- [TASK DATA]
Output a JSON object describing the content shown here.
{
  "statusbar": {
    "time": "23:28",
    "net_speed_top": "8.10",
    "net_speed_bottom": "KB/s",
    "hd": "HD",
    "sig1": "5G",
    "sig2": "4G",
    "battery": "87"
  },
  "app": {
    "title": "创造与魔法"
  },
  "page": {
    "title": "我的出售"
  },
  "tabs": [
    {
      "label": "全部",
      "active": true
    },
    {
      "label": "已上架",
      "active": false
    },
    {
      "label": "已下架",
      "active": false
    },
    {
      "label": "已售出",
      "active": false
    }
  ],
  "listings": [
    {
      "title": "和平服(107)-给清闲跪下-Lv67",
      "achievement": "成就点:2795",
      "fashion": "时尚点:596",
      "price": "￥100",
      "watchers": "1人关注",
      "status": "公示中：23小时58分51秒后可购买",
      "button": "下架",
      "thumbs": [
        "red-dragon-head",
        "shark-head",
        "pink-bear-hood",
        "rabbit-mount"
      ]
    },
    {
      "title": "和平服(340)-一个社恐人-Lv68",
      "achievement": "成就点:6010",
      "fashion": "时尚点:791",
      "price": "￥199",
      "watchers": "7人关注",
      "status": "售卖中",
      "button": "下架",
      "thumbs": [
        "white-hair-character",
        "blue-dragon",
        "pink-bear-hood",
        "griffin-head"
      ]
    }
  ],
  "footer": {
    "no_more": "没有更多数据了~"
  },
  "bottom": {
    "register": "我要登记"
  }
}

- [EXERCISE PROMPT] Reproduce the material above exactly; please quote every line of it.

- [WORKED SOLUTION]
Output a JSON object describing the content shown here.
{
  "statusbar": {
    "time": "23:28",
    "net_speed_top": "8.10",
    "net_speed_bottom": "KB/s",
    "hd": "HD",
    "sig1": "5G",
    "sig2": "4G",
    "battery": "87"
  },
  "app": {
    "title": "创造与魔法"
  },
  "page": {
    "title": "我的出售"
  },
  "tabs": [
    {
      "label": "全部",
      "active": true
    },
    {
      "label": "已上架",
      "active": false
    },
    {
      "label": "已下架",
      "active": false
    },
    {
      "label": "已售出",
      "active": false
    }
  ],
  "listings": [
    {
      "title": "和平服(107)-给清闲跪下-Lv67",
      "achievement": "成就点:2795",
      "fashion": "时尚点:596",
      "price": "￥100",
      "watchers": "1人关注",
      "status": "公示中：23小时58分51秒后可购买",
      "button": "下架",
      "thumbs": [
        "red-dragon-head",
        "shark-head",
        "pink-bear-hood",
        "rabbit-mount"
      ]
    },
    {
      "title": "和平服(340)-一个社恐人-Lv68",
      "achievement": "成就点:6010",
      "fashion": "时尚点:791",
      "price": "￥199",
      "watchers": "7人关注",
      "status": "售卖中",
      "button": "下架",
      "thumbs": [
        "white-hair-character",
        "blue-dragon",
        "pink-bear-hood",
        "griffin-head"
      ]
    }
  ],
  "footer": {
    "no_more": "没有更多数据了~"
  },
  "bottom": {
    "register": "我要登记"
  }
}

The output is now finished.